# START OF Listing
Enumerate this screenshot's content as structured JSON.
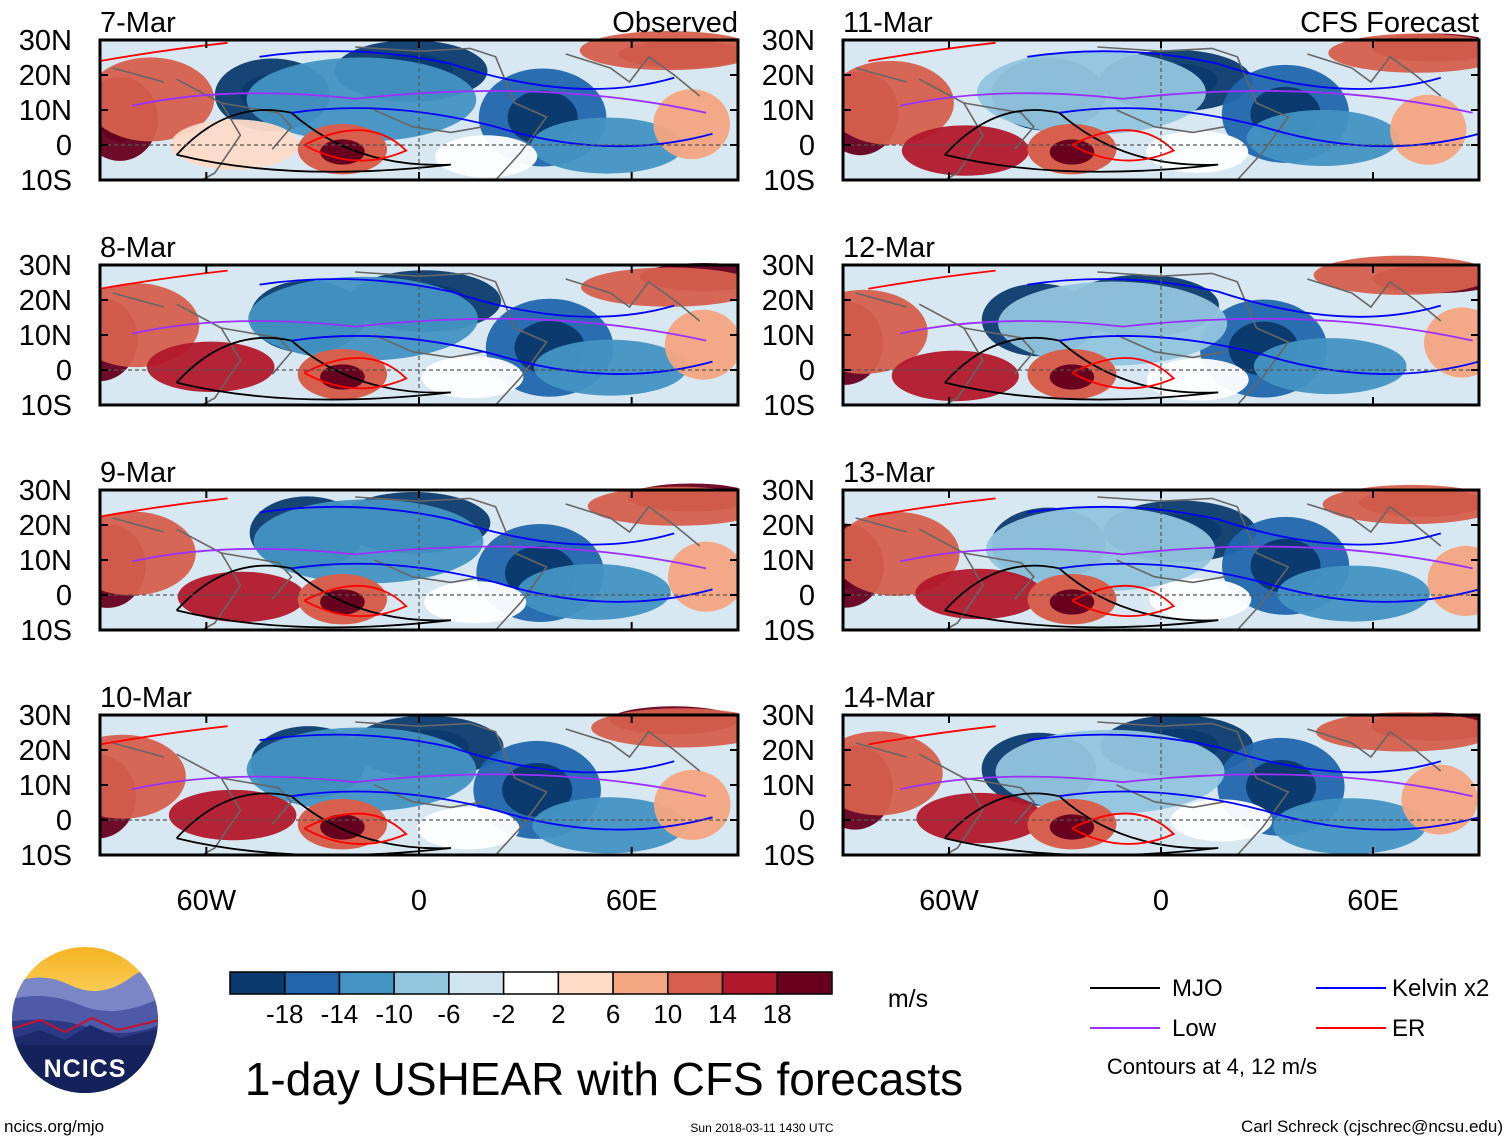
{
  "chart_data": {
    "type": "heatmap",
    "title": "1-day USHEAR with CFS forecasts",
    "units": "m/s",
    "source_observed": "Observed",
    "source_forecast": "CFS Forecast",
    "lon_ticks": [
      "60W",
      "0",
      "60E"
    ],
    "lon_tick_values": [
      -60,
      0,
      60
    ],
    "lat_ticks": [
      "30N",
      "20N",
      "10N",
      "0",
      "10S"
    ],
    "lat_tick_values": [
      30,
      20,
      10,
      0,
      -10
    ],
    "lon_range": [
      -90,
      90
    ],
    "lat_range": [
      -10,
      30
    ],
    "colorbar": {
      "labels": [
        "-18",
        "-14",
        "-10",
        "-6",
        "-2",
        "2",
        "6",
        "10",
        "14",
        "18"
      ],
      "colors": [
        "#0b3b6e",
        "#2166ac",
        "#4393c3",
        "#92c5de",
        "#d1e5f0",
        "#ffffff",
        "#fddbc7",
        "#f4a582",
        "#d6604d",
        "#b2182b",
        "#67001f"
      ]
    },
    "legend": [
      {
        "label": "MJO",
        "color": "#000000"
      },
      {
        "label": "Kelvin x2",
        "color": "#0000ff"
      },
      {
        "label": "Low",
        "color": "#9b30ff"
      },
      {
        "label": "ER",
        "color": "#ff0000"
      }
    ],
    "contour_note": "Contours at 4, 12 m/s",
    "panels": [
      {
        "date": "7-Mar",
        "source": "Observed"
      },
      {
        "date": "8-Mar",
        "source": "Observed"
      },
      {
        "date": "9-Mar",
        "source": "Observed"
      },
      {
        "date": "10-Mar",
        "source": "Observed"
      },
      {
        "date": "11-Mar",
        "source": "CFS Forecast"
      },
      {
        "date": "12-Mar",
        "source": "CFS Forecast"
      },
      {
        "date": "13-Mar",
        "source": "CFS Forecast"
      },
      {
        "date": "14-Mar",
        "source": "CFS Forecast"
      }
    ]
  },
  "footer": {
    "logo_text": "NCICS",
    "url": "ncics.org/mjo",
    "timestamp": "Sun 2018-03-11 1430 UTC",
    "credit": "Carl Schreck (cjschrec@ncsu.edu)"
  }
}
# END OF Listing
■ **What is needed**
Exclude the pictures and transcribe all of the entries exactly.

■ **Expected answer**
Enumerate this screenshot's content as structured JSON.
{
  "chart_data": {
    "type": "heatmap",
    "title": "1-day USHEAR with CFS forecasts",
    "units": "m/s",
    "source_observed": "Observed",
    "source_forecast": "CFS Forecast",
    "lon_ticks": [
      "60W",
      "0",
      "60E"
    ],
    "lon_tick_values": [
      -60,
      0,
      60
    ],
    "lat_ticks": [
      "30N",
      "20N",
      "10N",
      "0",
      "10S"
    ],
    "lat_tick_values": [
      30,
      20,
      10,
      0,
      -10
    ],
    "lon_range": [
      -90,
      90
    ],
    "lat_range": [
      -10,
      30
    ],
    "colorbar": {
      "labels": [
        "-18",
        "-14",
        "-10",
        "-6",
        "-2",
        "2",
        "6",
        "10",
        "14",
        "18"
      ],
      "colors": [
        "#0b3b6e",
        "#2166ac",
        "#4393c3",
        "#92c5de",
        "#d1e5f0",
        "#ffffff",
        "#fddbc7",
        "#f4a582",
        "#d6604d",
        "#b2182b",
        "#67001f"
      ]
    },
    "legend": [
      {
        "label": "MJO",
        "color": "#000000"
      },
      {
        "label": "Kelvin x2",
        "color": "#0000ff"
      },
      {
        "label": "Low",
        "color": "#9b30ff"
      },
      {
        "label": "ER",
        "color": "#ff0000"
      }
    ],
    "contour_note": "Contours at 4, 12 m/s",
    "panels": [
      {
        "date": "7-Mar",
        "source": "Observed"
      },
      {
        "date": "8-Mar",
        "source": "Observed"
      },
      {
        "date": "9-Mar",
        "source": "Observed"
      },
      {
        "date": "10-Mar",
        "source": "Observed"
      },
      {
        "date": "11-Mar",
        "source": "CFS Forecast"
      },
      {
        "date": "12-Mar",
        "source": "CFS Forecast"
      },
      {
        "date": "13-Mar",
        "source": "CFS Forecast"
      },
      {
        "date": "14-Mar",
        "source": "CFS Forecast"
      }
    ]
  },
  "footer": {
    "logo_text": "NCICS",
    "url": "ncics.org/mjo",
    "timestamp": "Sun 2018-03-11 1430 UTC",
    "credit": "Carl Schreck (cjschrec@ncsu.edu)"
  }
}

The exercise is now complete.